━━ GIVEN DATA ━━

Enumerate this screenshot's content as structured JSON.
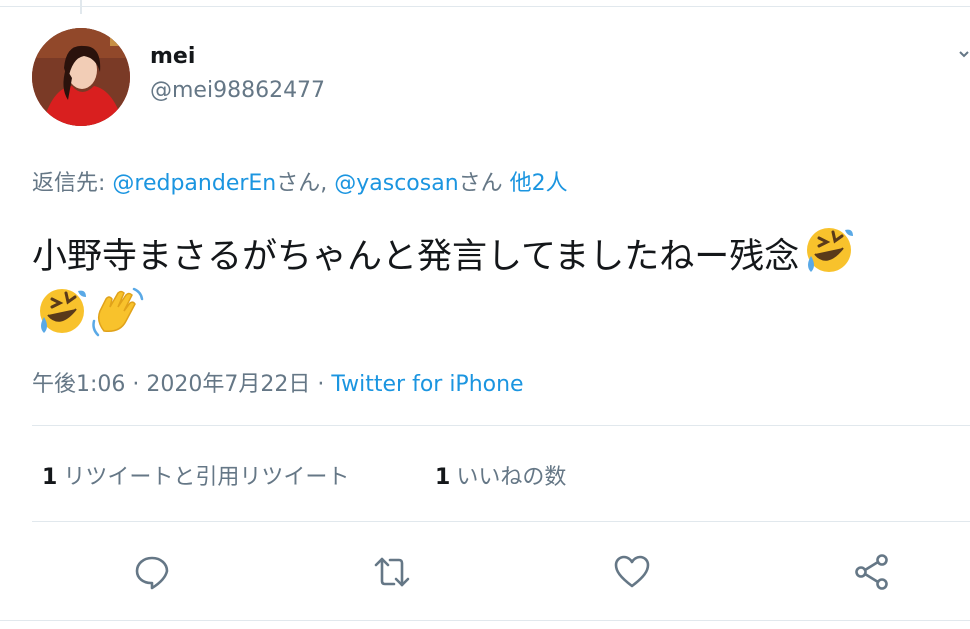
{
  "tweet": {
    "author": {
      "display_name": "mei",
      "handle": "@mei98862477",
      "avatar_icon": "profile-photo"
    },
    "reply_context": {
      "prefix": "返信先: ",
      "mention1": "@redpanderEn",
      "suffix1": "さん, ",
      "mention2": "@yascosan",
      "suffix2": "さん ",
      "others": "他2人"
    },
    "text": "小野寺まさるがちゃんと発言してましたねー残念",
    "emojis": [
      "rolling-on-floor-laughing",
      "rolling-on-floor-laughing",
      "waving-hand"
    ],
    "time": "午後1:06 · 2020年7月22日 · ",
    "source": "Twitter for iPhone",
    "stats": {
      "retweets_count": "1",
      "retweets_label": "リツイートと引用リツイート",
      "likes_count": "1",
      "likes_label": "いいねの数"
    },
    "actions": {
      "reply_icon": "reply-icon",
      "retweet_icon": "retweet-icon",
      "like_icon": "heart-icon",
      "share_icon": "share-icon"
    }
  },
  "colors": {
    "link": "#1b95e0",
    "secondary_text": "#657786",
    "divider": "#e1e8ed"
  }
}
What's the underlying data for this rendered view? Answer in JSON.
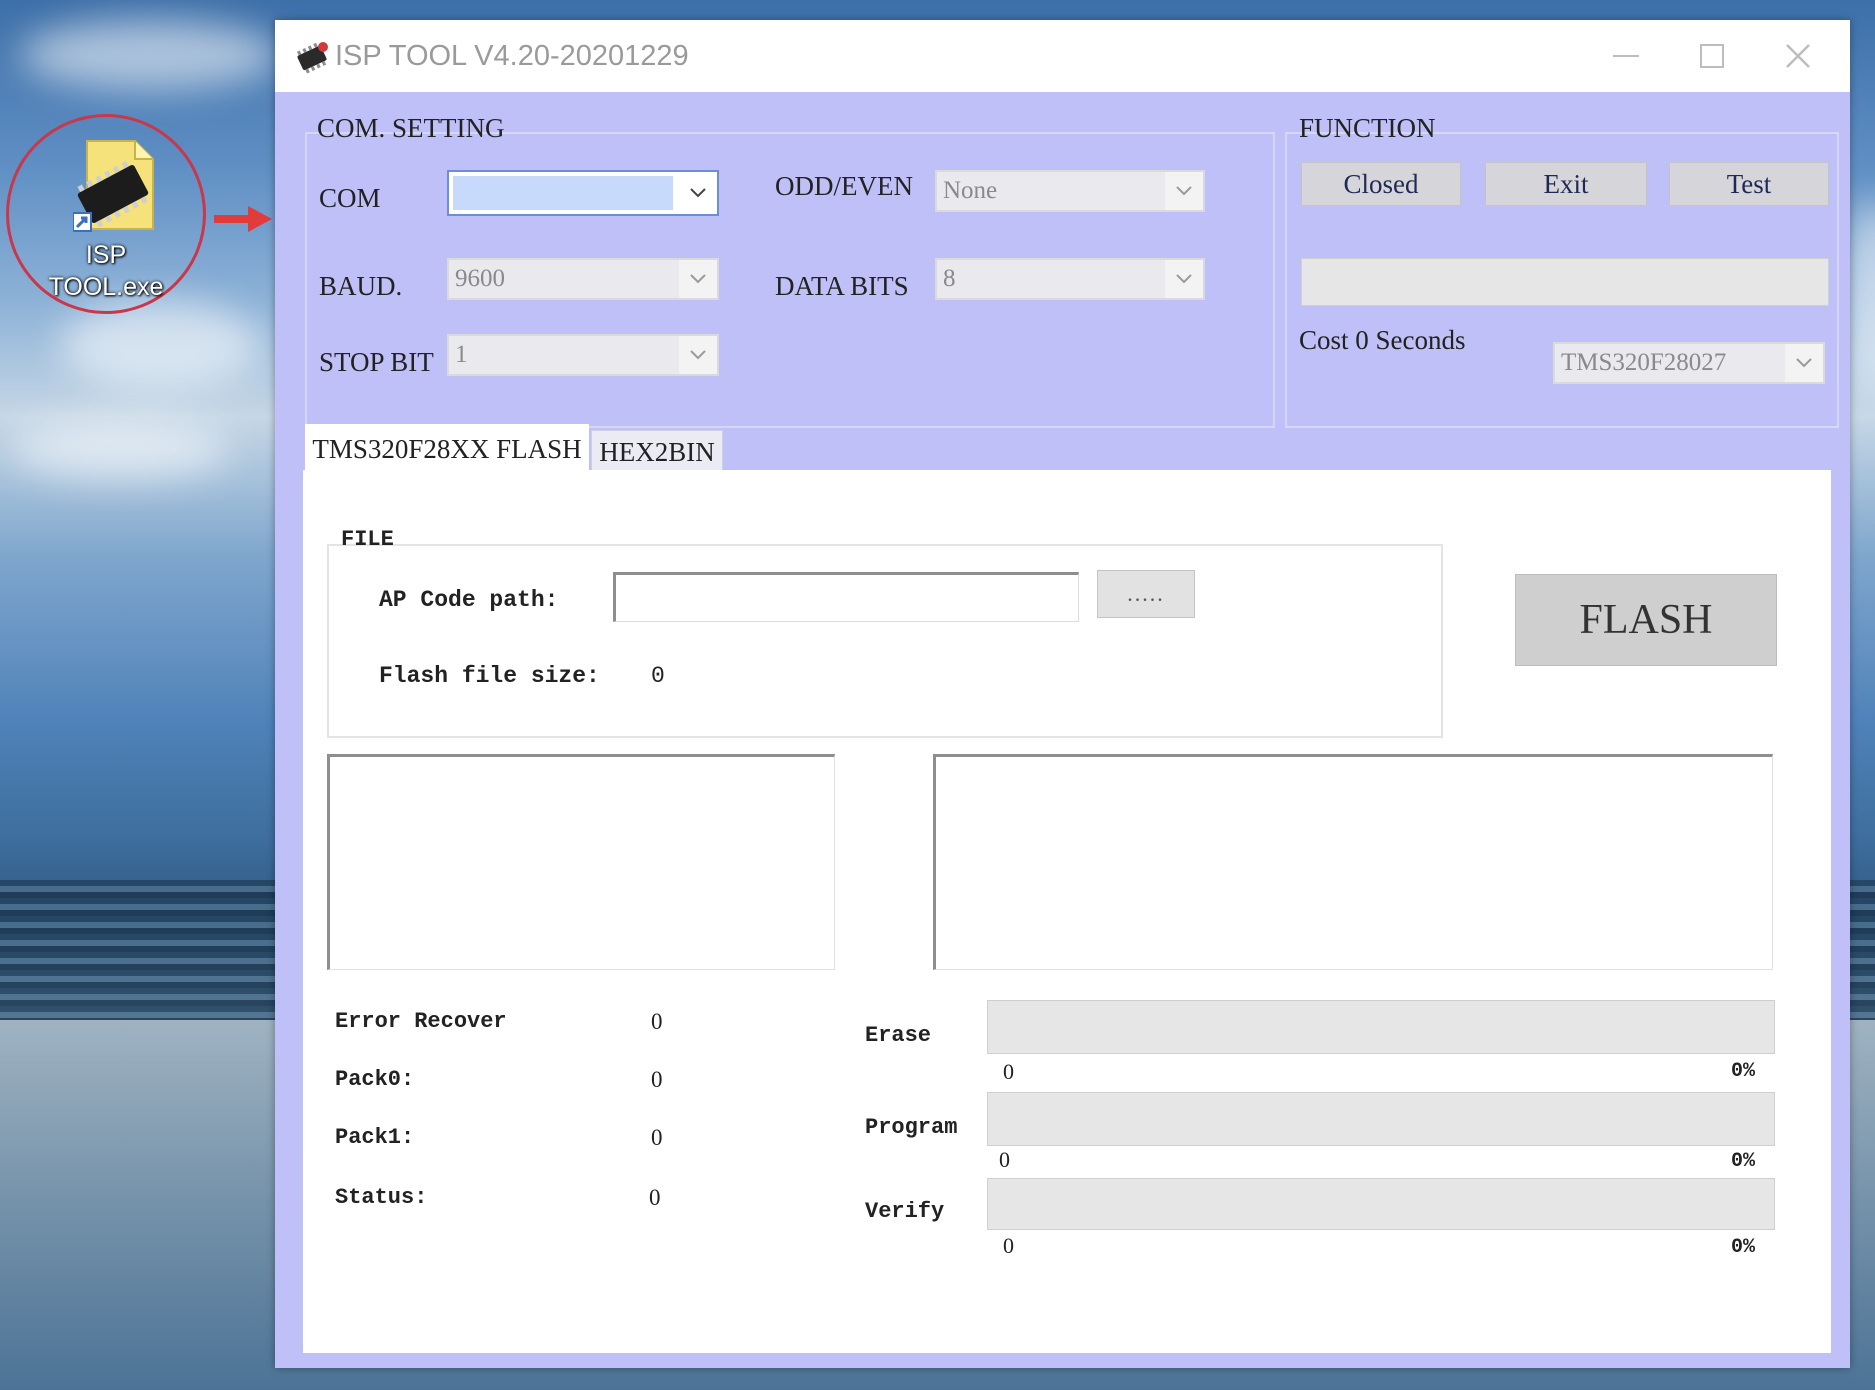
{
  "desktop": {
    "icon_label_line1": "ISP",
    "icon_label_line2": "TOOL.exe",
    "icon": "chip-file-icon"
  },
  "window": {
    "title": "ISP TOOL V4.20-20201229",
    "app_icon": "isp-tool-icon",
    "minimize_icon": "minimize-icon",
    "maximize_icon": "maximize-icon",
    "close_icon": "close-icon"
  },
  "com_setting": {
    "title": "COM. SETTING",
    "com_label": "COM",
    "com_value": "",
    "odd_even_label": "ODD/EVEN",
    "odd_even_value": "None",
    "baud_label": "BAUD.",
    "baud_value": "9600",
    "data_bits_label": "DATA BITS",
    "data_bits_value": "8",
    "stop_bit_label": "STOP BIT",
    "stop_bit_value": "1"
  },
  "function": {
    "title": "FUNCTION",
    "closed_label": "Closed",
    "exit_label": "Exit",
    "test_label": "Test",
    "cost_text": "Cost 0 Seconds",
    "chip_value": "TMS320F28027"
  },
  "tabs": [
    {
      "label": "TMS320F28XX FLASH",
      "active": true
    },
    {
      "label": "HEX2BIN",
      "active": false
    }
  ],
  "file": {
    "title": "FILE",
    "ap_code_path_label": "AP Code path:",
    "ap_code_path_value": "",
    "browse_label": ".....",
    "flash_file_size_label": "Flash file size:",
    "flash_file_size_value": "0"
  },
  "flash_button_label": "FLASH",
  "stats": {
    "error_recover_label": "Error Recover",
    "error_recover_value": "0",
    "pack0_label": "Pack0:",
    "pack0_value": "0",
    "pack1_label": "Pack1:",
    "pack1_value": "0",
    "status_label": "Status:",
    "status_value": "0"
  },
  "progress": {
    "erase_label": "Erase",
    "erase_count": "0",
    "erase_percent": "0%",
    "erase_fraction": 0,
    "program_label": "Program",
    "program_count": "0",
    "program_percent": "0%",
    "program_fraction": 0,
    "verify_label": "Verify",
    "verify_count": "0",
    "verify_percent": "0%",
    "verify_fraction": 0
  },
  "colors": {
    "window_bg": "#c0c0f8",
    "highlight": "#c8dafc",
    "annotation_red": "#c8374a"
  }
}
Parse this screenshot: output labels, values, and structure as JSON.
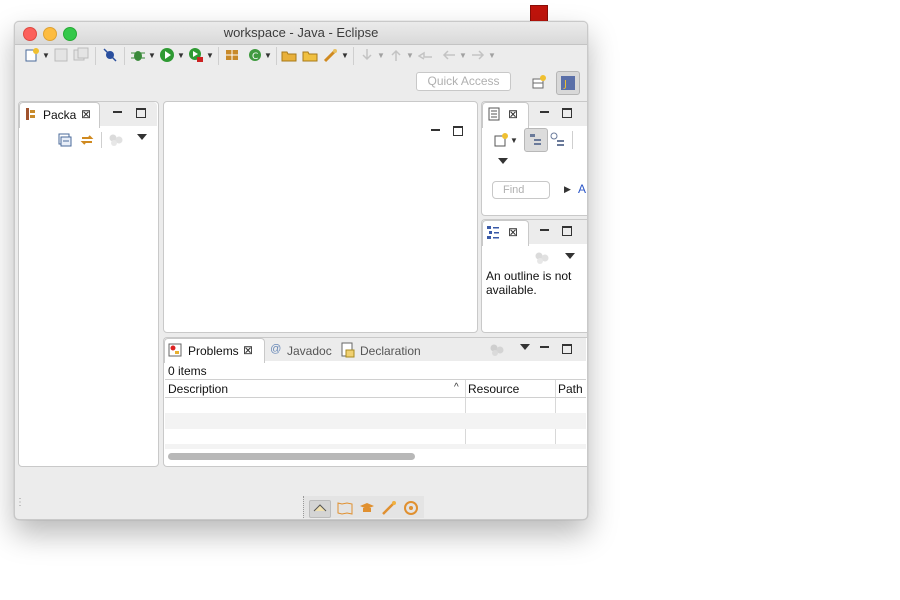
{
  "window": {
    "title": "workspace - Java - Eclipse"
  },
  "toolbar": {
    "quick_access_placeholder": "Quick Access",
    "icons": [
      "new-icon",
      "save-icon",
      "save-all-icon",
      "skip-breakpoints-icon",
      "debug-icon",
      "run-icon",
      "run-external-icon",
      "new-java-package-icon",
      "new-class-icon",
      "open-type-icon",
      "open-task-icon",
      "search-icon",
      "next-annotation-icon",
      "previous-annotation-icon",
      "last-edit-icon",
      "back-icon",
      "forward-icon"
    ],
    "perspectives": [
      "open-perspective-icon",
      "java-perspective-icon"
    ]
  },
  "package_explorer": {
    "tab_label": "Packa"
  },
  "task_list": {
    "find_placeholder": "Find",
    "all_link": "A"
  },
  "outline": {
    "message": "An outline is not available."
  },
  "bottom_panel": {
    "tabs": [
      {
        "label": "Problems",
        "active": true
      },
      {
        "label": "Javadoc",
        "active": false
      },
      {
        "label": "Declaration",
        "active": false
      }
    ],
    "item_count": "0 items",
    "columns": [
      "Description",
      "Resource",
      "Path"
    ]
  },
  "colors": {
    "accent_arrow": "#c0140c",
    "close_red": "#fc605b",
    "minimize_yellow": "#fdbc40",
    "zoom_green": "#34c84a"
  }
}
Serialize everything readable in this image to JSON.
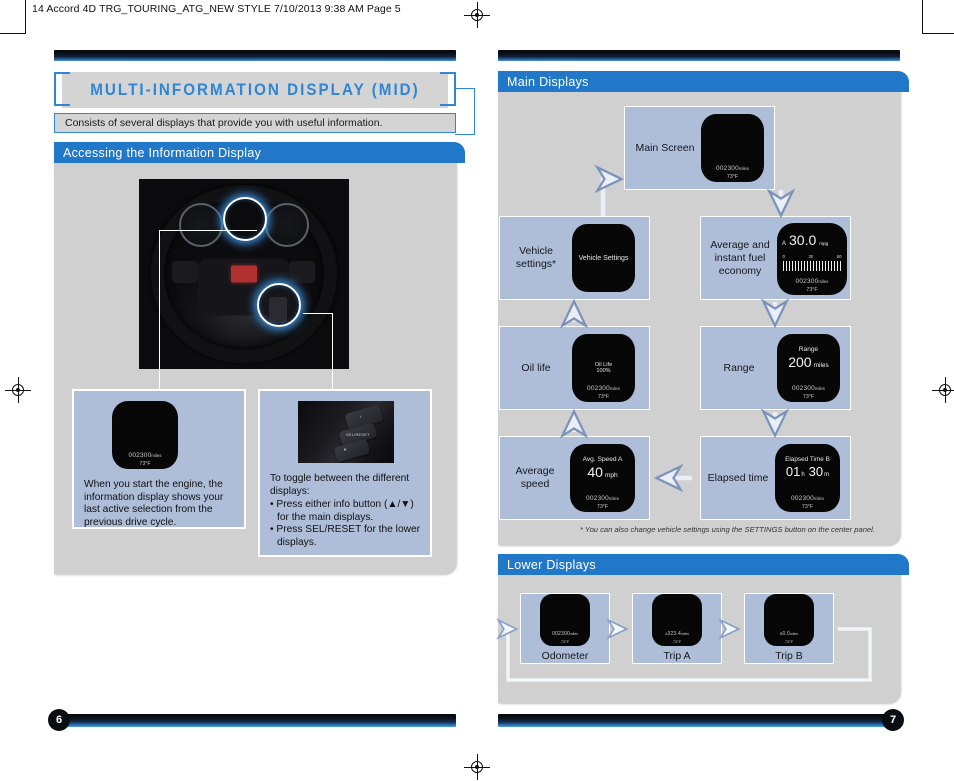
{
  "print_header": "14 Accord 4D TRG_TOURING_ATG_NEW STYLE  7/10/2013  9:38 AM  Page 5",
  "colors": {
    "accent_blue": "#2178c8",
    "title_blue": "#2f86d4",
    "panel_gray": "#d0d0d0",
    "card_blue": "#aebdd8"
  },
  "left_page": {
    "title": "MULTI-INFORMATION DISPLAY (MID)",
    "subtitle": "Consists of several displays that provide you with useful information.",
    "section": {
      "heading": "Accessing the Information Display"
    },
    "info_left": {
      "text": "When you start the engine, the information display shows your last active selection from the previous drive cycle.",
      "screen": {
        "odometer": "002300",
        "unit": "miles",
        "temp": "73°F"
      }
    },
    "info_right": {
      "intro": "To toggle between the different displays:",
      "bullets": [
        "• Press either info button (▲/▼) for the main displays.",
        "• Press SEL/RESET for the lower displays."
      ],
      "button_labels": {
        "top": "i",
        "mid": "SEL/RESET",
        "bottom": "▼"
      }
    },
    "page_number": "6"
  },
  "right_page": {
    "main_displays": {
      "heading": "Main Displays",
      "footnote": "* You can also change vehicle settings using the SETTINGS button on the center panel.",
      "cards": [
        {
          "label": "Main Screen",
          "screen": {
            "kind": "blank",
            "odometer": "002300",
            "unit": "miles",
            "temp": "73°F"
          }
        },
        {
          "label": "Vehicle settings*",
          "screen": {
            "kind": "text-only",
            "caption": "Vehicle Settings"
          }
        },
        {
          "label": "Average and instant fuel economy",
          "screen": {
            "kind": "fuel",
            "trip": "A",
            "value": "30.0",
            "value_unit": "mpg",
            "scale_labels": [
              "0",
              "30",
              "60"
            ],
            "odometer": "002300",
            "unit": "miles",
            "temp": "73°F"
          }
        },
        {
          "label": "Oil life",
          "screen": {
            "kind": "two-line",
            "line1": "Oil Life",
            "line2": "100%",
            "odometer": "002300",
            "unit": "miles",
            "temp": "73°F"
          }
        },
        {
          "label": "Range",
          "screen": {
            "kind": "caption-value",
            "caption": "Range",
            "value": "200",
            "value_unit": "miles",
            "odometer": "002300",
            "unit": "miles",
            "temp": "73°F"
          }
        },
        {
          "label": "Average speed",
          "screen": {
            "kind": "caption-value",
            "caption": "Avg. Speed A",
            "value": "40",
            "value_unit": "mph",
            "odometer": "002300",
            "unit": "miles",
            "temp": "73°F"
          }
        },
        {
          "label": "Elapsed time",
          "screen": {
            "kind": "time",
            "caption": "Elapsed Time B",
            "hours": "01",
            "hours_unit": "h",
            "minutes": "30",
            "minutes_unit": "m",
            "odometer": "002300",
            "unit": "miles",
            "temp": "73°F"
          }
        }
      ]
    },
    "lower_displays": {
      "heading": "Lower Displays",
      "cards": [
        {
          "label": "Odometer",
          "screen": {
            "value": "002300",
            "unit": "miles",
            "temp": "73°F"
          }
        },
        {
          "label": "Trip A",
          "screen": {
            "prefix": "A",
            "value": "323.4",
            "unit": "miles",
            "temp": "73°F"
          }
        },
        {
          "label": "Trip B",
          "screen": {
            "prefix": "B",
            "value": "0.0",
            "unit": "miles",
            "temp": "73°F"
          }
        }
      ]
    },
    "page_number": "7"
  }
}
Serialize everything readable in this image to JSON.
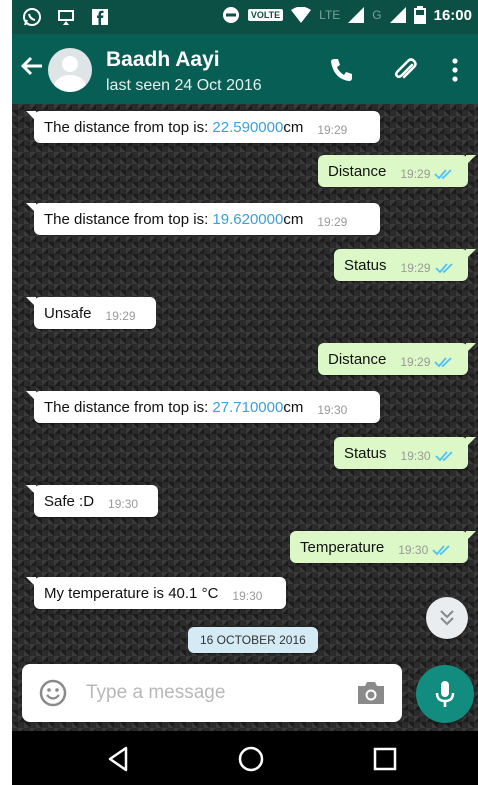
{
  "status_bar": {
    "time": "16:00",
    "volte": "VOLTE",
    "lte": "LTE",
    "g": "G"
  },
  "header": {
    "contact_name": "Baadh Aayi",
    "last_seen": "last seen 24 Oct 2016"
  },
  "messages": [
    {
      "dir": "in",
      "prefix": "The distance from top is: ",
      "value": "22.590000",
      "suffix": "cm",
      "time": "19:29"
    },
    {
      "dir": "out",
      "text": "Distance",
      "time": "19:29"
    },
    {
      "dir": "in",
      "prefix": "The distance from top is: ",
      "value": "19.620000",
      "suffix": "cm",
      "time": "19:29"
    },
    {
      "dir": "out",
      "text": "Status",
      "time": "19:29"
    },
    {
      "dir": "in",
      "text": "Unsafe",
      "time": "19:29"
    },
    {
      "dir": "out",
      "text": "Distance",
      "time": "19:29"
    },
    {
      "dir": "in",
      "prefix": "The distance from top is: ",
      "value": "27.710000",
      "suffix": "cm",
      "time": "19:30"
    },
    {
      "dir": "out",
      "text": "Status",
      "time": "19:30"
    },
    {
      "dir": "in",
      "text": "Safe :D",
      "time": "19:30"
    },
    {
      "dir": "out",
      "text": "Temperature",
      "time": "19:30"
    },
    {
      "dir": "in",
      "text": "My temperature is 40.1 °C",
      "time": "19:30"
    }
  ],
  "date_chip": "16 OCTOBER 2016",
  "composer": {
    "placeholder": "Type a message"
  },
  "colors": {
    "header": "#075e54",
    "status_bar": "#0b4f45",
    "outgoing_bubble": "#dcf8c6",
    "incoming_bubble": "#ffffff",
    "link_number": "#3aa0d8",
    "read_ticks": "#4fc3f7",
    "mic_button": "#128c7e"
  },
  "icons": {
    "back": "arrow-left-icon",
    "call": "phone-icon",
    "attach": "paperclip-icon",
    "menu": "more-vert-icon",
    "emoji": "emoji-icon",
    "camera": "camera-icon",
    "mic": "mic-icon",
    "scroll": "chevron-double-down-icon"
  }
}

━━━

Lines containing "this" are to be counted. State the total and add nothing.

5